→ TASK INSTRUCTIONS:
Copy out the whole listing exactly as written, leaving the pictures behind.

[Data records]
--- BEGIN ---

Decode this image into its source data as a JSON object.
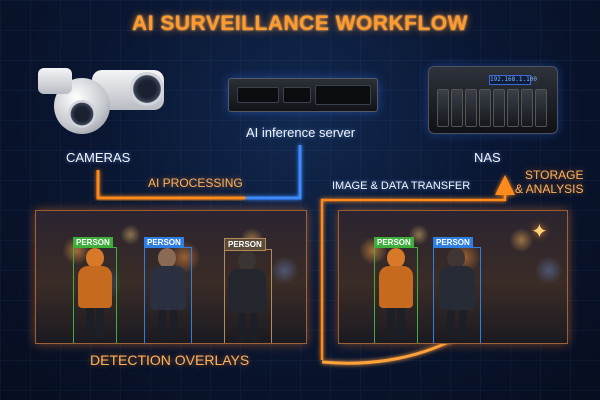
{
  "title": "AI SURVEILLANCE WORKFLOW",
  "nodes": {
    "cameras": "CAMERAS",
    "server": "AI inference server",
    "nas": "NAS",
    "nas_display": "192.168.1.100"
  },
  "flows": {
    "ai_processing": "AI PROCESSING",
    "transfer": "IMAGE & DATA TRANSFER",
    "storage": "STORAGE\n& ANALYSIS"
  },
  "panels": {
    "caption": "DETECTION OVERLAYS",
    "left_tags": [
      "PERSON",
      "PERSON",
      "PERSON"
    ],
    "right_tags": [
      "PERSON",
      "PERSON"
    ]
  },
  "colors": {
    "title": "#ff9a2e",
    "flow_blue": "#3d8bff",
    "flow_orange": "#ff8a1f",
    "tag_green": "#3fae3a",
    "tag_blue": "#2f7fe0",
    "tag_dark": "#5a4a3a"
  }
}
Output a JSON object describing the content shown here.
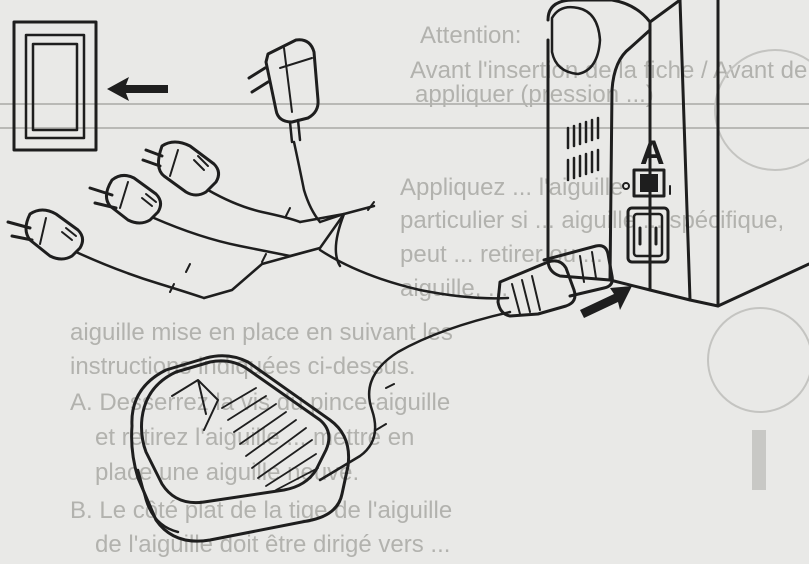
{
  "figure": {
    "label": "A",
    "showthrough_text": [
      "Attention:",
      "Avant l'insertion de la fiche / Avant de",
      "appliquer (pression ...)",
      "Appliquez ... l'aiguille",
      "particulier si ... aiguille ... spécifique,",
      "peut ... retirer ou ...",
      "aiguille, ...",
      "aiguille mise en place en suivant les",
      "instructions indiquées ci-dessus.",
      "A. Desserrez la vis du pince-aiguille",
      "et retirez l'aiguille ... mettre en",
      "place une aiguille neuve.",
      "B. Le côté plat de la tige de l'aiguille",
      "de l'aiguille doit être dirigé vers ..."
    ]
  }
}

--- END ---

→ WRITTEN RESPONSE:
Decode this image into its source data as a JSON object.
{
  "title": "AI SURVEILLANCE WORKFLOW",
  "nodes": {
    "cameras": "CAMERAS",
    "server": "AI inference server",
    "nas": "NAS",
    "nas_display": "192.168.1.100"
  },
  "flows": {
    "ai_processing": "AI PROCESSING",
    "transfer": "IMAGE & DATA TRANSFER",
    "storage": "STORAGE\n& ANALYSIS"
  },
  "panels": {
    "caption": "DETECTION OVERLAYS",
    "left_tags": [
      "PERSON",
      "PERSON",
      "PERSON"
    ],
    "right_tags": [
      "PERSON",
      "PERSON"
    ]
  },
  "colors": {
    "title": "#ff9a2e",
    "flow_blue": "#3d8bff",
    "flow_orange": "#ff8a1f",
    "tag_green": "#3fae3a",
    "tag_blue": "#2f7fe0",
    "tag_dark": "#5a4a3a"
  }
}
Output a JSON object describing the content shown here.
{
  "figure": {
    "label": "A",
    "showthrough_text": [
      "Attention:",
      "Avant l'insertion de la fiche / Avant de",
      "appliquer (pression ...)",
      "Appliquez ... l'aiguille",
      "particulier si ... aiguille ... spécifique,",
      "peut ... retirer ou ...",
      "aiguille, ...",
      "aiguille mise en place en suivant les",
      "instructions indiquées ci-dessus.",
      "A. Desserrez la vis du pince-aiguille",
      "et retirez l'aiguille ... mettre en",
      "place une aiguille neuve.",
      "B. Le côté plat de la tige de l'aiguille",
      "de l'aiguille doit être dirigé vers ..."
    ]
  }
}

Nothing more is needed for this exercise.